AIM OF THE TASK ->
Return all lines with the word "Memperoleh" in them.
** start of RECORD EXTRACTS **
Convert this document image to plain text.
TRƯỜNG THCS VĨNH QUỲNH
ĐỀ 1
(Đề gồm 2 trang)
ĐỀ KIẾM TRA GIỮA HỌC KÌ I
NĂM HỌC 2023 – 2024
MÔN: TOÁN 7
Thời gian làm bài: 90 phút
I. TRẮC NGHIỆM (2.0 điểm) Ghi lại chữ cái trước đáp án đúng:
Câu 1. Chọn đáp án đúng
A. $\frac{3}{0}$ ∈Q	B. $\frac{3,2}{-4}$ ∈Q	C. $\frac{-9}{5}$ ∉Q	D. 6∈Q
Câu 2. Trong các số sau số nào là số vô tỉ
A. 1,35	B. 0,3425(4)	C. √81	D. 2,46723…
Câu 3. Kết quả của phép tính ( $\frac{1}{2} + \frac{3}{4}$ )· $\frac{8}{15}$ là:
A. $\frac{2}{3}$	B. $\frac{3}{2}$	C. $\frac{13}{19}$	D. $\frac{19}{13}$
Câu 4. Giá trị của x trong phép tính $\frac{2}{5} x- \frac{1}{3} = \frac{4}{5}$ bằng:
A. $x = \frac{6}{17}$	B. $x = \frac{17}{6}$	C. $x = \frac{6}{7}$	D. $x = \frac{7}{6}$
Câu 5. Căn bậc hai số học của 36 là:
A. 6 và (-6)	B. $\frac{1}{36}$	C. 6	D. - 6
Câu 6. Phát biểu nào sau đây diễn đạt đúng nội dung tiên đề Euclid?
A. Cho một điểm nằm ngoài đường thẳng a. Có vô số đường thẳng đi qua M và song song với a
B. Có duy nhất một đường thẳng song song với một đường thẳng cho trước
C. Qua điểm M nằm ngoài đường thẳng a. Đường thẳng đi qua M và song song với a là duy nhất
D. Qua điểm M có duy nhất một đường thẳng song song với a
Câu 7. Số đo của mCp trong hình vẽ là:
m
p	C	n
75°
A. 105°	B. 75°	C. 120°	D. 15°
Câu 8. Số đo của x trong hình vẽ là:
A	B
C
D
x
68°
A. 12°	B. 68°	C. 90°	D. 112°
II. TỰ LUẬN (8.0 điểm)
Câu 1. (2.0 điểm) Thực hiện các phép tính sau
** end of RECORD EXTRACTS **
** start of RECORD EXTRACTS **
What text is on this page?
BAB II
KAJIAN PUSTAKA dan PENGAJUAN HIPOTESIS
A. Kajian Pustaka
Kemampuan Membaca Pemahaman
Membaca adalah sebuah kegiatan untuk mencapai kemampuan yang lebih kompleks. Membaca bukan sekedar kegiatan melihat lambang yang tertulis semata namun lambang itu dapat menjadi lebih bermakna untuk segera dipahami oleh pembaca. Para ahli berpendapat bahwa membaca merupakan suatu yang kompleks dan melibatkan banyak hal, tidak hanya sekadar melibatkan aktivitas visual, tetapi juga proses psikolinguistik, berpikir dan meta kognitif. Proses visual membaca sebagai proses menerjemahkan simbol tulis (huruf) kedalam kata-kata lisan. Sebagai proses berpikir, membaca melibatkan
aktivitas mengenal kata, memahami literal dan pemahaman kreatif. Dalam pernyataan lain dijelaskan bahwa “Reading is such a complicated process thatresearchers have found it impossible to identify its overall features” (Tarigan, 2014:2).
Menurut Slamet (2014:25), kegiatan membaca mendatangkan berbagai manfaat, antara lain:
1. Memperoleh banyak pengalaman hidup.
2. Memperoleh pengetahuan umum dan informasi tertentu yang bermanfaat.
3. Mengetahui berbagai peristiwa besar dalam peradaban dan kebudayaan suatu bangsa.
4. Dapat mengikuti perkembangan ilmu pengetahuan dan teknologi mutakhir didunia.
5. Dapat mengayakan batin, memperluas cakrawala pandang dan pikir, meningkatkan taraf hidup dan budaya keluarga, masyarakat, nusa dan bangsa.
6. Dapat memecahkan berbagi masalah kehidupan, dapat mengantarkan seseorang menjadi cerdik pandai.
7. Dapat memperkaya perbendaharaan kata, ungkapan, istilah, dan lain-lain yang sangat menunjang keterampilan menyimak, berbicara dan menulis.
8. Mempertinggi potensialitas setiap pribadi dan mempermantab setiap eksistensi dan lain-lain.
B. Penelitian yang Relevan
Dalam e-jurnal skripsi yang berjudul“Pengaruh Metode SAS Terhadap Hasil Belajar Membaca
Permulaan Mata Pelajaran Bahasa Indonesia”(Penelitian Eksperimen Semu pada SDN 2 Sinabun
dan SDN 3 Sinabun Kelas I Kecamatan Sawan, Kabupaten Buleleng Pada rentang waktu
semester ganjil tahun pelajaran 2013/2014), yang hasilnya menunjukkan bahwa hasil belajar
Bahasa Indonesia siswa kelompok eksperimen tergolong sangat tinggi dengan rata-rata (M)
** end of RECORD EXTRACTS **
CORRECT RESPONSE ->
1. Memperoleh banyak pengalaman hidup.
2. Memperoleh pengetahuan umum dan informasi tertentu yang bermanfaat.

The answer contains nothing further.